**DIRECTION**
Each entry here needs to be set down again exactly, please; pictures are left out.

**RECORDS TO USE**
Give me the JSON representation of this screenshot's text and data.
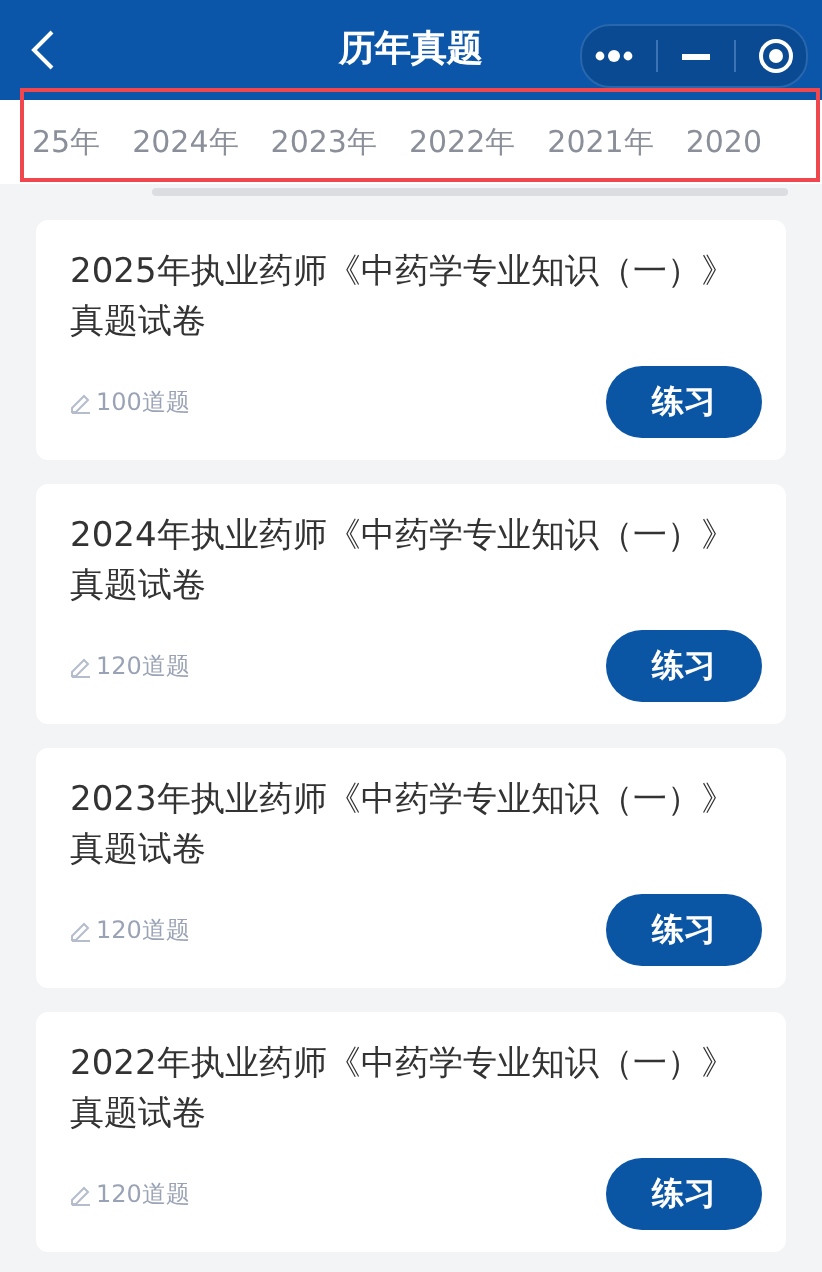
{
  "header": {
    "title": "历年真题"
  },
  "year_tabs": [
    {
      "label": "25年"
    },
    {
      "label": "2024年"
    },
    {
      "label": "2023年"
    },
    {
      "label": "2022年"
    },
    {
      "label": "2021年"
    },
    {
      "label": "2020"
    }
  ],
  "papers": [
    {
      "title": "2025年执业药师《中药学专业知识（一）》真题试卷",
      "count": "100道题",
      "action": "练习"
    },
    {
      "title": "2024年执业药师《中药学专业知识（一）》真题试卷",
      "count": "120道题",
      "action": "练习"
    },
    {
      "title": "2023年执业药师《中药学专业知识（一）》真题试卷",
      "count": "120道题",
      "action": "练习"
    },
    {
      "title": "2022年执业药师《中药学专业知识（一）》真题试卷",
      "count": "120道题",
      "action": "练习"
    }
  ]
}
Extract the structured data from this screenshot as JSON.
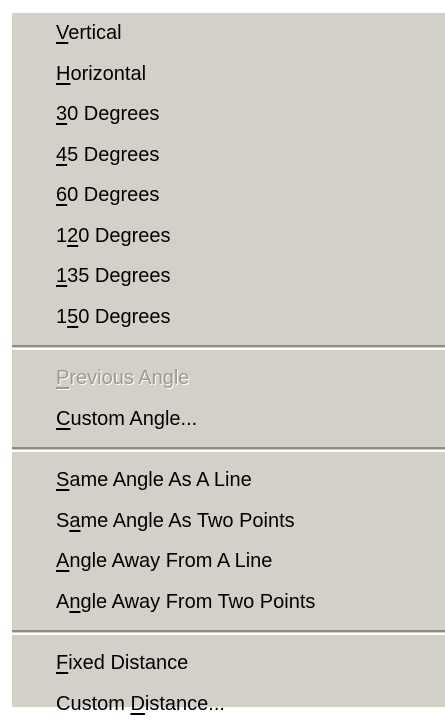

**TASK OUTPUT**
Give me the JSON representation of this screenshot's text and data.
{
  "header": {
    "title": "历年真题"
  },
  "year_tabs": [
    {
      "label": "25年"
    },
    {
      "label": "2024年"
    },
    {
      "label": "2023年"
    },
    {
      "label": "2022年"
    },
    {
      "label": "2021年"
    },
    {
      "label": "2020"
    }
  ],
  "papers": [
    {
      "title": "2025年执业药师《中药学专业知识（一）》真题试卷",
      "count": "100道题",
      "action": "练习"
    },
    {
      "title": "2024年执业药师《中药学专业知识（一）》真题试卷",
      "count": "120道题",
      "action": "练习"
    },
    {
      "title": "2023年执业药师《中药学专业知识（一）》真题试卷",
      "count": "120道题",
      "action": "练习"
    },
    {
      "title": "2022年执业药师《中药学专业知识（一）》真题试卷",
      "count": "120道题",
      "action": "练习"
    }
  ]
}
Extract the structured data from this screenshot as JSON.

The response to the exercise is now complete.